— Extracted data —

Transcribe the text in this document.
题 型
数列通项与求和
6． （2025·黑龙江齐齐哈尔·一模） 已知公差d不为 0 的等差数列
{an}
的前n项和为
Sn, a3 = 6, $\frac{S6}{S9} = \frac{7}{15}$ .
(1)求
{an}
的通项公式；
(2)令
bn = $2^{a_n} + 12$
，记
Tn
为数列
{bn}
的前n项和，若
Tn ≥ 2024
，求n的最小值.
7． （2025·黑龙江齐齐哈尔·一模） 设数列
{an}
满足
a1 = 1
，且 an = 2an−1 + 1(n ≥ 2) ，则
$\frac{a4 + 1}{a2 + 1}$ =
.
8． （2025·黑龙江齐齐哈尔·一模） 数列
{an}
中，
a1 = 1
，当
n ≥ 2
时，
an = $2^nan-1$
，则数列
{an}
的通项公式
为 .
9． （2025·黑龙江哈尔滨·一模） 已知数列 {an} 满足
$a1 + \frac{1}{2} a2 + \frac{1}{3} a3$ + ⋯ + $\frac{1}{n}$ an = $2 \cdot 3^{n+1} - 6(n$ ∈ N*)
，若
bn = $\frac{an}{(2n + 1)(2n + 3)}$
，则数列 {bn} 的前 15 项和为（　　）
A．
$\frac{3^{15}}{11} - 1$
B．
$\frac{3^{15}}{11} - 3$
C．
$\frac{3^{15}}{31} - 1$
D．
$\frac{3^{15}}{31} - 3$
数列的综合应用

— Work to do —
Repeat every line of the records above exactly.

— Correct response —
Transcribe the text in this document.
题 型
数列通项与求和
6． （2025·黑龙江齐齐哈尔·一模） 已知公差d不为 0 的等差数列
{an}
的前n项和为
Sn, a3 = 6, $\frac{S6}{S9} = \frac{7}{15}$ .
(1)求
{an}
的通项公式；
(2)令
bn = $2^{a_n} + 12$
，记
Tn
为数列
{bn}
的前n项和，若
Tn ≥ 2024
，求n的最小值.
7． （2025·黑龙江齐齐哈尔·一模） 设数列
{an}
满足
a1 = 1
，且 an = 2an−1 + 1(n ≥ 2) ，则
$\frac{a4 + 1}{a2 + 1}$ =
.
8． （2025·黑龙江齐齐哈尔·一模） 数列
{an}
中，
a1 = 1
，当
n ≥ 2
时，
an = $2^nan-1$
，则数列
{an}
的通项公式
为 .
9． （2025·黑龙江哈尔滨·一模） 已知数列 {an} 满足
$a1 + \frac{1}{2} a2 + \frac{1}{3} a3$ + ⋯ + $\frac{1}{n}$ an = $2 \cdot 3^{n+1} - 6(n$ ∈ N*)
，若
bn = $\frac{an}{(2n + 1)(2n + 3)}$
，则数列 {bn} 的前 15 项和为（　　）
A．
$\frac{3^{15}}{11} - 1$
B．
$\frac{3^{15}}{11} - 3$
C．
$\frac{3^{15}}{31} - 1$
D．
$\frac{3^{15}}{31} - 3$
数列的综合应用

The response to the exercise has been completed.